— start DATASET ROWS —

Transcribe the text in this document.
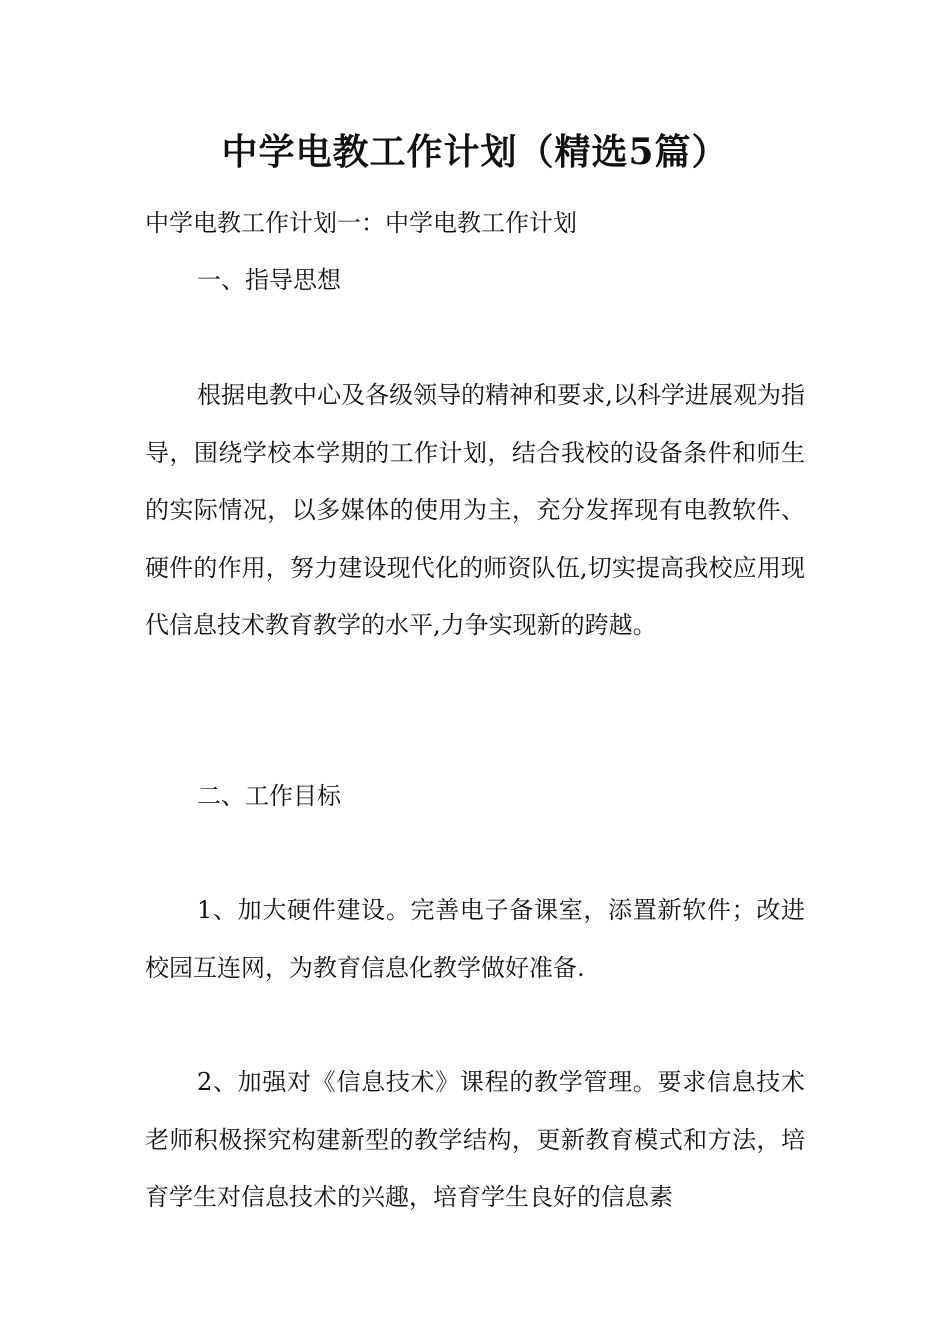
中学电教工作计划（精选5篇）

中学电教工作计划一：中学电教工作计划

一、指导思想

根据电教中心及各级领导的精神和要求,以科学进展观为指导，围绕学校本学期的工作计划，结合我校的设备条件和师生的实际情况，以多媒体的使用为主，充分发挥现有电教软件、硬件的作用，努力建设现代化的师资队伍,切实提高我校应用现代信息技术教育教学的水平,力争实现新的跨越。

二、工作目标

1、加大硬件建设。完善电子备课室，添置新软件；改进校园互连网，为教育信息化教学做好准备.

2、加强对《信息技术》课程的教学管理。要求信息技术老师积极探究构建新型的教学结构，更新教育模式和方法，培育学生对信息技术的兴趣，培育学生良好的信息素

— end DATASET ROWS —

## TASK REQUIREMENTS
Copy each line in full and exactly, omitting any picture.

## FULL SOLUTION
Transcribe the text in this document.
中学电教工作计划（精选5篇）

中学电教工作计划一：中学电教工作计划

一、指导思想

根据电教中心及各级领导的精神和要求,以科学进展观为指导，围绕学校本学期的工作计划，结合我校的设备条件和师生的实际情况，以多媒体的使用为主，充分发挥现有电教软件、硬件的作用，努力建设现代化的师资队伍,切实提高我校应用现代信息技术教育教学的水平,力争实现新的跨越。

二、工作目标

1、加大硬件建设。完善电子备课室，添置新软件；改进校园互连网，为教育信息化教学做好准备.

2、加强对《信息技术》课程的教学管理。要求信息技术老师积极探究构建新型的教学结构，更新教育模式和方法，培育学生对信息技术的兴趣，培育学生良好的信息素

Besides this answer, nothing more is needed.